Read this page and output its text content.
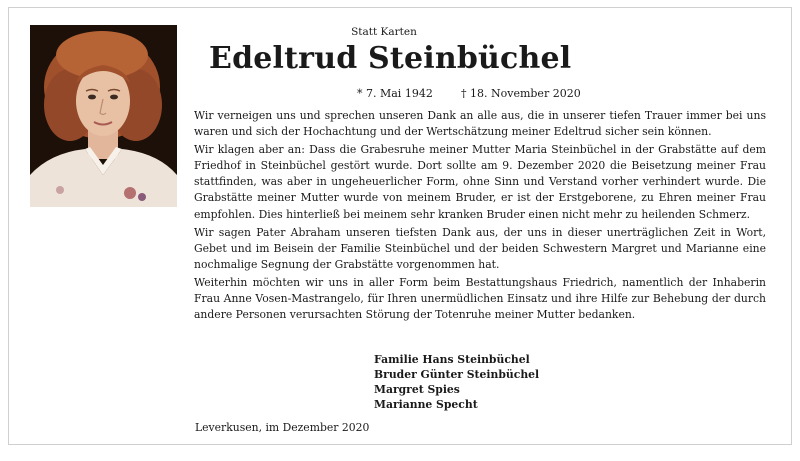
Statt Karten
Edeltrud Steinbüchel
* 7. Mai 1942	† 18. November 2020

Wir verneigen uns und sprechen unseren Dank an alle aus, die in unserer tiefen Trauer immer bei uns waren und sich der Hochachtung und der Wertschätzung meiner Edeltrud sicher sein können.

Wir klagen aber an: Dass die Grabesruhe meiner Mutter Maria Steinbüchel in der Grabstätte auf dem Friedhof in Steinbüchel gestört wurde. Dort sollte am 9. Dezember 2020 die Beisetzung meiner Frau stattfinden, was aber in ungeheuerlicher Form, ohne Sinn und Verstand vorher verhindert wurde. Die Grabstätte meiner Mutter wurde von meinem Bruder, er ist der Erstgeborene, zu Ehren meiner Frau empfohlen. Dies hinterließ bei meinem sehr kranken Bruder einen nicht mehr zu heilenden Schmerz.

Wir sagen Pater Abraham unseren tiefsten Dank aus, der uns in dieser unerträglichen Zeit in Wort, Gebet und im Beisein der Familie Steinbüchel und der beiden Schwestern Margret und Marianne eine nochmalige Segnung der Grabstätte vorgenommen hat.

Weiterhin möchten wir uns in aller Form beim Bestattungshaus Friedrich, namentlich der Inhaberin Frau Anne Vosen-Mastrangelo, für Ihren unermüdlichen Einsatz und ihre Hilfe zur Behebung der durch andere Personen verursachten Störung der Totenruhe meiner Mutter bedanken.

Familie Hans Steinbüchel
Bruder Günter Steinbüchel
Margret Spies
Marianne Specht
Leverkusen, im Dezember 2020
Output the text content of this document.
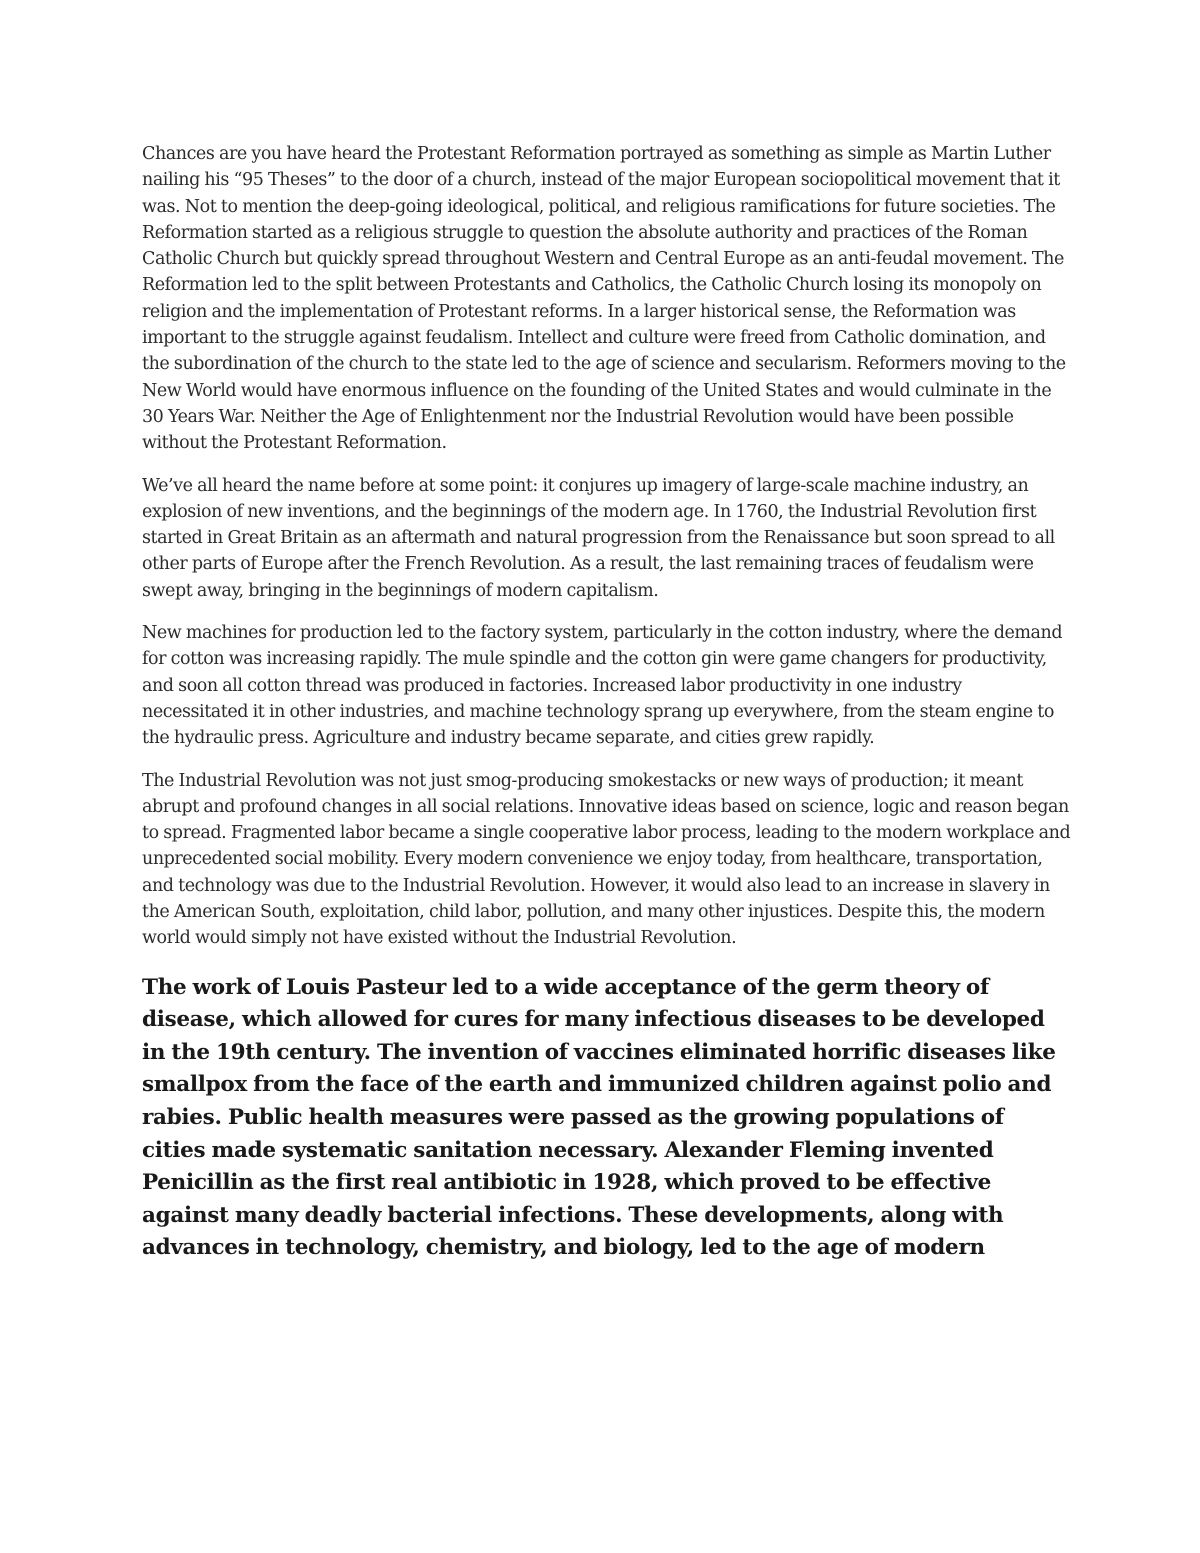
Chances are you have heard the Protestant Reformation portrayed as something as simple as Martin Luther nailing his “95 Theses” to the door of a church, instead of the major European sociopolitical movement that it was. Not to mention the deep-going ideological, political, and religious ramifications for future societies. The Reformation started as a religious struggle to question the absolute authority and practices of the Roman Catholic Church but quickly spread throughout Western and Central Europe as an anti-feudal movement. The Reformation led to the split between Protestants and Catholics, the Catholic Church losing its monopoly on religion and the implementation of Protestant reforms. In a larger historical sense, the Reformation was important to the struggle against feudalism. Intellect and culture were freed from Catholic domination, and the subordination of the church to the state led to the age of science and secularism. Reformers moving to the New World would have enormous influence on the founding of the United States and would culminate in the 30 Years War. Neither the Age of Enlightenment nor the Industrial Revolution would have been possible without the Protestant Reformation.

We’ve all heard the name before at some point: it conjures up imagery of large-scale machine industry, an explosion of new inventions, and the beginnings of the modern age. In 1760, the Industrial Revolution first started in Great Britain as an aftermath and natural progression from the Renaissance but soon spread to all other parts of Europe after the French Revolution. As a result, the last remaining traces of feudalism were swept away, bringing in the beginnings of modern capitalism.

New machines for production led to the factory system, particularly in the cotton industry, where the demand for cotton was increasing rapidly. The mule spindle and the cotton gin were game changers for productivity, and soon all cotton thread was produced in factories. Increased labor productivity in one industry necessitated it in other industries, and machine technology sprang up everywhere, from the steam engine to the hydraulic press. Agriculture and industry became separate, and cities grew rapidly.

The Industrial Revolution was not just smog-producing smokestacks or new ways of production; it meant abrupt and profound changes in all social relations. Innovative ideas based on science, logic and reason began to spread. Fragmented labor became a single cooperative labor process, leading to the modern workplace and unprecedented social mobility. Every modern convenience we enjoy today, from healthcare, transportation, and technology was due to the Industrial Revolution. However, it would also lead to an increase in slavery in the American South, exploitation, child labor, pollution, and many other injustices. Despite this, the modern world would simply not have existed without the Industrial Revolution.

The work of Louis Pasteur led to a wide acceptance of the germ theory of disease, which allowed for cures for many infectious diseases to be developed in the 19th century. The invention of vaccines eliminated horrific diseases like smallpox from the face of the earth and immunized children against polio and rabies. Public health measures were passed as the growing populations of cities made systematic sanitation necessary. Alexander Fleming invented Penicillin as the first real antibiotic in 1928, which proved to be effective against many deadly bacterial infections. These developments, along with advances in technology, chemistry, and biology, led to the age of modern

[ACTION ITEM]
All records above must be copied exactly, though the pictures they hold are to be left out.

[ANSWER TO THIS PROBLEM]
Read this page and output its text content.
Statt Karten
Edeltrud Steinbüchel
* 7. Mai 1942	† 18. November 2020

Wir verneigen uns und sprechen unseren Dank an alle aus, die in unserer tiefen Trauer immer bei uns waren und sich der Hochachtung und der Wertschätzung meiner Edeltrud sicher sein können.

Wir klagen aber an: Dass die Grabesruhe meiner Mutter Maria Steinbüchel in der Grabstätte auf dem Friedhof in Steinbüchel gestört wurde. Dort sollte am 9. Dezember 2020 die Beisetzung meiner Frau stattfinden, was aber in ungeheuerlicher Form, ohne Sinn und Verstand vorher verhindert wurde. Die Grabstätte meiner Mutter wurde von meinem Bruder, er ist der Erstgeborene, zu Ehren meiner Frau empfohlen. Dies hinterließ bei meinem sehr kranken Bruder einen nicht mehr zu heilenden Schmerz.

Wir sagen Pater Abraham unseren tiefsten Dank aus, der uns in dieser unerträglichen Zeit in Wort, Gebet und im Beisein der Familie Steinbüchel und der beiden Schwestern Margret und Marianne eine nochmalige Segnung der Grabstätte vorgenommen hat.

Weiterhin möchten wir uns in aller Form beim Bestattungshaus Friedrich, namentlich der Inhaberin Frau Anne Vosen-Mastrangelo, für Ihren unermüdlichen Einsatz und ihre Hilfe zur Behebung der durch andere Personen verursachten Störung der Totenruhe meiner Mutter bedanken.

Familie Hans Steinbüchel
Bruder Günter Steinbüchel
Margret Spies
Marianne Specht
Leverkusen, im Dezember 2020
Output the text content of this document.
Chances are you have heard the Protestant Reformation portrayed as something as simple as Martin Luther nailing his “95 Theses” to the door of a church, instead of the major European sociopolitical movement that it was. Not to mention the deep-going ideological, political, and religious ramifications for future societies. The Reformation started as a religious struggle to question the absolute authority and practices of the Roman Catholic Church but quickly spread throughout Western and Central Europe as an anti-feudal movement. The Reformation led to the split between Protestants and Catholics, the Catholic Church losing its monopoly on religion and the implementation of Protestant reforms. In a larger historical sense, the Reformation was important to the struggle against feudalism. Intellect and culture were freed from Catholic domination, and the subordination of the church to the state led to the age of science and secularism. Reformers moving to the New World would have enormous influence on the founding of the United States and would culminate in the 30 Years War. Neither the Age of Enlightenment nor the Industrial Revolution would have been possible without the Protestant Reformation.

We’ve all heard the name before at some point: it conjures up imagery of large-scale machine industry, an explosion of new inventions, and the beginnings of the modern age. In 1760, the Industrial Revolution first started in Great Britain as an aftermath and natural progression from the Renaissance but soon spread to all other parts of Europe after the French Revolution. As a result, the last remaining traces of feudalism were swept away, bringing in the beginnings of modern capitalism.

New machines for production led to the factory system, particularly in the cotton industry, where the demand for cotton was increasing rapidly. The mule spindle and the cotton gin were game changers for productivity, and soon all cotton thread was produced in factories. Increased labor productivity in one industry necessitated it in other industries, and machine technology sprang up everywhere, from the steam engine to the hydraulic press. Agriculture and industry became separate, and cities grew rapidly.

The Industrial Revolution was not just smog-producing smokestacks or new ways of production; it meant abrupt and profound changes in all social relations. Innovative ideas based on science, logic and reason began to spread. Fragmented labor became a single cooperative labor process, leading to the modern workplace and unprecedented social mobility. Every modern convenience we enjoy today, from healthcare, transportation, and technology was due to the Industrial Revolution. However, it would also lead to an increase in slavery in the American South, exploitation, child labor, pollution, and many other injustices. Despite this, the modern world would simply not have existed without the Industrial Revolution.

The work of Louis Pasteur led to a wide acceptance of the germ theory of disease, which allowed for cures for many infectious diseases to be developed in the 19th century. The invention of vaccines eliminated horrific diseases like smallpox from the face of the earth and immunized children against polio and rabies. Public health measures were passed as the growing populations of cities made systematic sanitation necessary. Alexander Fleming invented Penicillin as the first real antibiotic in 1928, which proved to be effective against many deadly bacterial infections. These developments, along with advances in technology, chemistry, and biology, led to the age of modern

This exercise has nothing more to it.